■ Exercise materials ■
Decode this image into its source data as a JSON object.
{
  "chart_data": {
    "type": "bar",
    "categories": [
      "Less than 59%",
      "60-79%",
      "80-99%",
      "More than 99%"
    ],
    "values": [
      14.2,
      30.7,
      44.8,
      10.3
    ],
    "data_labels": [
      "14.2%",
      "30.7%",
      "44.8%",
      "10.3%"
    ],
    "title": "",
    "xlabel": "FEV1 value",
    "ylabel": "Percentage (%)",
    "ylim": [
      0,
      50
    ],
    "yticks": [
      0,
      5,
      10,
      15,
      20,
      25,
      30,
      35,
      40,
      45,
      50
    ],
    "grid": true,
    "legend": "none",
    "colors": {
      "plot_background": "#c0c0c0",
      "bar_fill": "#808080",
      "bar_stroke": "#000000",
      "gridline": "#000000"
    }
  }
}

■ The problem ■
Write out every line from the records above, word for word.

■ The solution ■
Decode this image into its source data as a JSON object.
{
  "chart_data": {
    "type": "bar",
    "categories": [
      "Less than 59%",
      "60-79%",
      "80-99%",
      "More than 99%"
    ],
    "values": [
      14.2,
      30.7,
      44.8,
      10.3
    ],
    "data_labels": [
      "14.2%",
      "30.7%",
      "44.8%",
      "10.3%"
    ],
    "title": "",
    "xlabel": "FEV1 value",
    "ylabel": "Percentage (%)",
    "ylim": [
      0,
      50
    ],
    "yticks": [
      0,
      5,
      10,
      15,
      20,
      25,
      30,
      35,
      40,
      45,
      50
    ],
    "grid": true,
    "legend": "none",
    "colors": {
      "plot_background": "#c0c0c0",
      "bar_fill": "#808080",
      "bar_stroke": "#000000",
      "gridline": "#000000"
    }
  }
}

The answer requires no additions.